## What you need to do
Look through the data and write out every line with the word "this" in it.

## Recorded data
________________________

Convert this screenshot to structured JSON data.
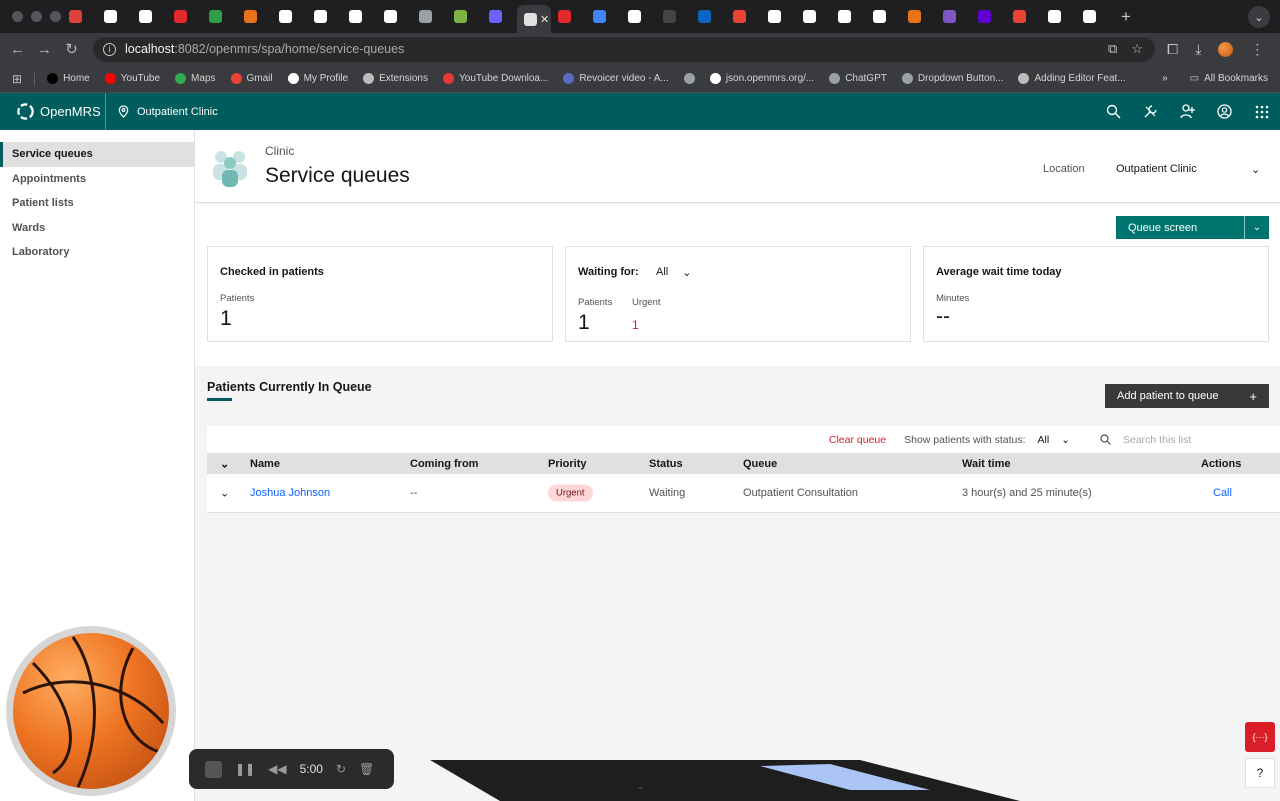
{
  "browser": {
    "tabs": [
      {
        "color": "#e0403a"
      },
      {
        "color": "#ffffff"
      },
      {
        "color": "#ffffff"
      },
      {
        "color": "#e32929"
      },
      {
        "color": "#2f9e44"
      },
      {
        "color": "#e8711a"
      },
      {
        "color": "#ffffff"
      },
      {
        "color": "#ffffff"
      },
      {
        "color": "#ffffff"
      },
      {
        "color": "#ffffff"
      },
      {
        "color": "#9aa0a6"
      },
      {
        "color": "#7cb342"
      },
      {
        "color": "#6c63ff"
      },
      {
        "color": "#e0e0e0",
        "active": true,
        "close_glyph": "✕"
      },
      {
        "color": "#e32929"
      },
      {
        "color": "#4285f4"
      },
      {
        "color": "#ffffff"
      },
      {
        "color": "#444444"
      },
      {
        "color": "#0a66c2"
      },
      {
        "color": "#ea4335"
      },
      {
        "color": "#ffffff"
      },
      {
        "color": "#ffffff"
      },
      {
        "color": "#ffffff"
      },
      {
        "color": "#ffffff"
      },
      {
        "color": "#e8711a"
      },
      {
        "color": "#7e57c2"
      },
      {
        "color": "#6001d2"
      },
      {
        "color": "#ea4335"
      },
      {
        "color": "#ffffff"
      },
      {
        "color": "#ffffff"
      }
    ],
    "url_host": "localhost",
    "url_path": ":8082/openmrs/spa/home/service-queues",
    "bookmarks": [
      {
        "label": "Home",
        "color": "#000000"
      },
      {
        "label": "YouTube",
        "color": "#ff0000"
      },
      {
        "label": "Maps",
        "color": "#34a853"
      },
      {
        "label": "Gmail",
        "color": "#ea4335"
      },
      {
        "label": "My Profile",
        "color": "#ffffff"
      },
      {
        "label": "Extensions",
        "color": "#bbbbbb"
      },
      {
        "label": "YouTube Downloa...",
        "color": "#e53935"
      },
      {
        "label": "Revoicer video - A...",
        "color": "#5c6bc0"
      },
      {
        "label": "",
        "color": "#9aa0a6"
      },
      {
        "label": "json.openmrs.org/...",
        "color": "#ffffff"
      },
      {
        "label": "ChatGPT",
        "color": "#9aa0a6"
      },
      {
        "label": "Dropdown Button...",
        "color": "#9aa0a6"
      },
      {
        "label": "Adding Editor Feat...",
        "color": "#bbbbbb"
      }
    ],
    "all_bookmarks": "All Bookmarks"
  },
  "app": {
    "brand": "OpenMRS",
    "location": "Outpatient Clinic"
  },
  "nav": {
    "items": [
      "Service queues",
      "Appointments",
      "Patient lists",
      "Wards",
      "Laboratory"
    ]
  },
  "page": {
    "breadcrumb": "Clinic",
    "title": "Service queues",
    "location_label": "Location",
    "location_value": "Outpatient Clinic",
    "queue_screen_button": "Queue screen"
  },
  "cards": {
    "checked_in": {
      "title": "Checked in patients",
      "label": "Patients",
      "value": "1"
    },
    "waiting": {
      "title": "Waiting for:",
      "filter": "All",
      "patients_label": "Patients",
      "patients_value": "1",
      "urgent_label": "Urgent",
      "urgent_value": "1"
    },
    "avg_wait": {
      "title": "Average wait time today",
      "label": "Minutes",
      "value": "--"
    }
  },
  "queue": {
    "title": "Patients Currently In Queue",
    "add_button": "Add patient to queue",
    "clear_queue": "Clear queue",
    "status_filter_label": "Show patients with status:",
    "status_filter_value": "All",
    "search_placeholder": "Search this list",
    "columns": [
      "Name",
      "Coming from",
      "Priority",
      "Status",
      "Queue",
      "Wait time",
      "Actions"
    ],
    "rows": [
      {
        "name": "Joshua Johnson",
        "coming_from": "--",
        "priority": "Urgent",
        "status": "Waiting",
        "queue": "Outpatient Consultation",
        "wait_time": "3 hour(s) and 25 minute(s)",
        "action": "Call"
      }
    ]
  },
  "recorder": {
    "time": "5:00"
  },
  "dev_button": "{···}",
  "help_button": "?"
}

________________________

## Exercise output
Convert this screenshot to structured JSON data.
    "search_placeholder": "Search this list",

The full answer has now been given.